### What is asked
From the entries that follow, list every line in which the string "interconnect" appears.

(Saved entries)
▼

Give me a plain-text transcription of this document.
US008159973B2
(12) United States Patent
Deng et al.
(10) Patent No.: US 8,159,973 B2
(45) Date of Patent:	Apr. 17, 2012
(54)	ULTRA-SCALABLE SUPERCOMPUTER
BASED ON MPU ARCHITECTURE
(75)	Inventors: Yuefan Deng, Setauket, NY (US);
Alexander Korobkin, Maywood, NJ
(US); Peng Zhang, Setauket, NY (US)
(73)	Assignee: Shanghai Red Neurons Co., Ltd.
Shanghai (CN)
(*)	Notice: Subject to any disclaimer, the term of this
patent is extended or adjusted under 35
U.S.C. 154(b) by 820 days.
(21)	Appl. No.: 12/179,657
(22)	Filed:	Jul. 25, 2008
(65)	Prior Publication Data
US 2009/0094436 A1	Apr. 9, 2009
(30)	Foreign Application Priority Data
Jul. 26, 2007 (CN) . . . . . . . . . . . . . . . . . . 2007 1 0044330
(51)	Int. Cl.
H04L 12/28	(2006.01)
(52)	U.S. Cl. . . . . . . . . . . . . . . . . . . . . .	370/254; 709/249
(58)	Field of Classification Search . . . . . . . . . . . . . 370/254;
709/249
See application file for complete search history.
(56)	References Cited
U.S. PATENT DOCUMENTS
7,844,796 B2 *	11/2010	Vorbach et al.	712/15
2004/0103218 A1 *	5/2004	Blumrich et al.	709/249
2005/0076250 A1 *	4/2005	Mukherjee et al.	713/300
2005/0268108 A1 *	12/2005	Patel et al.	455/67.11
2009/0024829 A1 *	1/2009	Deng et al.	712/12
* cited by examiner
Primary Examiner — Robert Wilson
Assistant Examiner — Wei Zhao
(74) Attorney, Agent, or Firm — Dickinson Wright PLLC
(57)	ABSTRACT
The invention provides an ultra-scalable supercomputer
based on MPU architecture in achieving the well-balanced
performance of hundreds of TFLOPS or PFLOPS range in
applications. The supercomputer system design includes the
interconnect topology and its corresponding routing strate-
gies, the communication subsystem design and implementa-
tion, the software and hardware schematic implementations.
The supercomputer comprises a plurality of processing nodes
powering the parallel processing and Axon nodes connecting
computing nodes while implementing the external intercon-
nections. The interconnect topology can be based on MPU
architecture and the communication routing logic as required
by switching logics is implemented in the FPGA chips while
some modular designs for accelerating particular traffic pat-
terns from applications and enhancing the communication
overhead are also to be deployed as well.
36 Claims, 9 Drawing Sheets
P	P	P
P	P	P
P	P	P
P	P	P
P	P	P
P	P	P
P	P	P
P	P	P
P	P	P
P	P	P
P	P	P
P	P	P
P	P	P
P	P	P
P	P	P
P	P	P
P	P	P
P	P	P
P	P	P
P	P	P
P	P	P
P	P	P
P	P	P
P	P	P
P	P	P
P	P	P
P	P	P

▲

### Solution below
interconnect topology and its corresponding routing strate-
nections. The interconnect topology can be based on MPU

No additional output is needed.